◆ Stated exercise
Are you able to retype all the records below exactly?

◆ Recorded information

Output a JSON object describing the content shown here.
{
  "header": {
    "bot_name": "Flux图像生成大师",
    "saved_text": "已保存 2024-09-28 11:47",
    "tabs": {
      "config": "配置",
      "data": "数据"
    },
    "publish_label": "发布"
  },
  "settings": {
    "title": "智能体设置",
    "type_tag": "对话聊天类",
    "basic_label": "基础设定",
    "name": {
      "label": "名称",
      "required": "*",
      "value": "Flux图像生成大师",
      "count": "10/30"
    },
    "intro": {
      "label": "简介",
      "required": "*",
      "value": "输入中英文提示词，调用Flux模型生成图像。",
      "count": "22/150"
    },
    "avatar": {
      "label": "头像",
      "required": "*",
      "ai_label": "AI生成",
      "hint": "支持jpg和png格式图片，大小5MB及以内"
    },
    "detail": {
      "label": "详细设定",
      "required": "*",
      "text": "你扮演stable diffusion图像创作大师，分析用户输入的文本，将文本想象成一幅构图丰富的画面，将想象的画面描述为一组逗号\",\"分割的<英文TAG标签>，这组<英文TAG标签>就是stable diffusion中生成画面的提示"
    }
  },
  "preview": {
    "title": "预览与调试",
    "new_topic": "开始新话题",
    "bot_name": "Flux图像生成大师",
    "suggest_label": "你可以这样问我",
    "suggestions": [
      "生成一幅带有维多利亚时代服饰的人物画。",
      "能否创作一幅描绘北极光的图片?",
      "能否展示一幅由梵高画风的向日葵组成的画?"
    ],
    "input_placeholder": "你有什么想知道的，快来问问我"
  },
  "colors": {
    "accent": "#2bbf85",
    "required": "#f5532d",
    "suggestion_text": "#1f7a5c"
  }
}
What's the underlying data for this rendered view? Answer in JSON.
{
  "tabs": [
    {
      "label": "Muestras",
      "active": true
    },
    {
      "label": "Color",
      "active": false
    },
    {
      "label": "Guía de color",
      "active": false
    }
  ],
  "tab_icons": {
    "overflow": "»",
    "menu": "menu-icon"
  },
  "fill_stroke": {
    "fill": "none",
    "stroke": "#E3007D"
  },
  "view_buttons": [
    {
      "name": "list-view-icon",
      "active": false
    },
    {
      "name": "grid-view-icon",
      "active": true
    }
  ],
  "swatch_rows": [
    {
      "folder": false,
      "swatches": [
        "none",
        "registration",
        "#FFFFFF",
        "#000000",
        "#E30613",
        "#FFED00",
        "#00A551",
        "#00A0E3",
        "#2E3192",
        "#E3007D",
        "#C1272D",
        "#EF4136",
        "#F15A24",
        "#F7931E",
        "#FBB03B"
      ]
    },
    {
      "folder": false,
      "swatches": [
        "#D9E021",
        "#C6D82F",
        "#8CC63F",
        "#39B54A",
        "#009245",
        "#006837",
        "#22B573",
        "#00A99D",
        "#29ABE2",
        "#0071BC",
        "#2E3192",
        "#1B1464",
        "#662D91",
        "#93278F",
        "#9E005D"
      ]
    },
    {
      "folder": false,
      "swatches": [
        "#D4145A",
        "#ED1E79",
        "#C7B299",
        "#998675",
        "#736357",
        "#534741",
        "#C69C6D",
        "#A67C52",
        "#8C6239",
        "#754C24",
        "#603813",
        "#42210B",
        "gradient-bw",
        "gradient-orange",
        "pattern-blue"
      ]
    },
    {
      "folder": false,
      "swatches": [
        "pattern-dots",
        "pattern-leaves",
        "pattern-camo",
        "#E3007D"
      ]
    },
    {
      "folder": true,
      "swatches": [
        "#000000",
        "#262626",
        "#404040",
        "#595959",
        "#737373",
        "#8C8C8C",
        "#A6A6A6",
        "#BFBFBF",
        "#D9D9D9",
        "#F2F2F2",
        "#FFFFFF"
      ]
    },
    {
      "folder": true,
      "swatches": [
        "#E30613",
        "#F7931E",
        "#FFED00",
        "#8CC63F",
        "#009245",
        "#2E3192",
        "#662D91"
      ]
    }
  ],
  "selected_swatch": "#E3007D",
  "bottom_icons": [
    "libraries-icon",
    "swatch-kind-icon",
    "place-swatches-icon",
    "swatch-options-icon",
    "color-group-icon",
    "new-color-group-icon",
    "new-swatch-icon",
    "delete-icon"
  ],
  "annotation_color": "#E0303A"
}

◆ Output for this task
Output a JSON object describing the content shown here.
{
  "header": {
    "bot_name": "Flux图像生成大师",
    "saved_text": "已保存 2024-09-28 11:47",
    "tabs": {
      "config": "配置",
      "data": "数据"
    },
    "publish_label": "发布"
  },
  "settings": {
    "title": "智能体设置",
    "type_tag": "对话聊天类",
    "basic_label": "基础设定",
    "name": {
      "label": "名称",
      "required": "*",
      "value": "Flux图像生成大师",
      "count": "10/30"
    },
    "intro": {
      "label": "简介",
      "required": "*",
      "value": "输入中英文提示词，调用Flux模型生成图像。",
      "count": "22/150"
    },
    "avatar": {
      "label": "头像",
      "required": "*",
      "ai_label": "AI生成",
      "hint": "支持jpg和png格式图片，大小5MB及以内"
    },
    "detail": {
      "label": "详细设定",
      "required": "*",
      "text": "你扮演stable diffusion图像创作大师，分析用户输入的文本，将文本想象成一幅构图丰富的画面，将想象的画面描述为一组逗号\",\"分割的<英文TAG标签>，这组<英文TAG标签>就是stable diffusion中生成画面的提示"
    }
  },
  "preview": {
    "title": "预览与调试",
    "new_topic": "开始新话题",
    "bot_name": "Flux图像生成大师",
    "suggest_label": "你可以这样问我",
    "suggestions": [
      "生成一幅带有维多利亚时代服饰的人物画。",
      "能否创作一幅描绘北极光的图片?",
      "能否展示一幅由梵高画风的向日葵组成的画?"
    ],
    "input_placeholder": "你有什么想知道的，快来问问我"
  },
  "colors": {
    "accent": "#2bbf85",
    "required": "#f5532d",
    "suggestion_text": "#1f7a5c"
  }
}
What's the underlying data for this rendered view? Answer in JSON.
{
  "tabs": [
    {
      "label": "Muestras",
      "active": true
    },
    {
      "label": "Color",
      "active": false
    },
    {
      "label": "Guía de color",
      "active": false
    }
  ],
  "tab_icons": {
    "overflow": "»",
    "menu": "menu-icon"
  },
  "fill_stroke": {
    "fill": "none",
    "stroke": "#E3007D"
  },
  "view_buttons": [
    {
      "name": "list-view-icon",
      "active": false
    },
    {
      "name": "grid-view-icon",
      "active": true
    }
  ],
  "swatch_rows": [
    {
      "folder": false,
      "swatches": [
        "none",
        "registration",
        "#FFFFFF",
        "#000000",
        "#E30613",
        "#FFED00",
        "#00A551",
        "#00A0E3",
        "#2E3192",
        "#E3007D",
        "#C1272D",
        "#EF4136",
        "#F15A24",
        "#F7931E",
        "#FBB03B"
      ]
    },
    {
      "folder": false,
      "swatches": [
        "#D9E021",
        "#C6D82F",
        "#8CC63F",
        "#39B54A",
        "#009245",
        "#006837",
        "#22B573",
        "#00A99D",
        "#29ABE2",
        "#0071BC",
        "#2E3192",
        "#1B1464",
        "#662D91",
        "#93278F",
        "#9E005D"
      ]
    },
    {
      "folder": false,
      "swatches": [
        "#D4145A",
        "#ED1E79",
        "#C7B299",
        "#998675",
        "#736357",
        "#534741",
        "#C69C6D",
        "#A67C52",
        "#8C6239",
        "#754C24",
        "#603813",
        "#42210B",
        "gradient-bw",
        "gradient-orange",
        "pattern-blue"
      ]
    },
    {
      "folder": false,
      "swatches": [
        "pattern-dots",
        "pattern-leaves",
        "pattern-camo",
        "#E3007D"
      ]
    },
    {
      "folder": true,
      "swatches": [
        "#000000",
        "#262626",
        "#404040",
        "#595959",
        "#737373",
        "#8C8C8C",
        "#A6A6A6",
        "#BFBFBF",
        "#D9D9D9",
        "#F2F2F2",
        "#FFFFFF"
      ]
    },
    {
      "folder": true,
      "swatches": [
        "#E30613",
        "#F7931E",
        "#FFED00",
        "#8CC63F",
        "#009245",
        "#2E3192",
        "#662D91"
      ]
    }
  ],
  "selected_swatch": "#E3007D",
  "bottom_icons": [
    "libraries-icon",
    "swatch-kind-icon",
    "place-swatches-icon",
    "swatch-options-icon",
    "color-group-icon",
    "new-color-group-icon",
    "new-swatch-icon",
    "delete-icon"
  ],
  "annotation_color": "#E0303A"
}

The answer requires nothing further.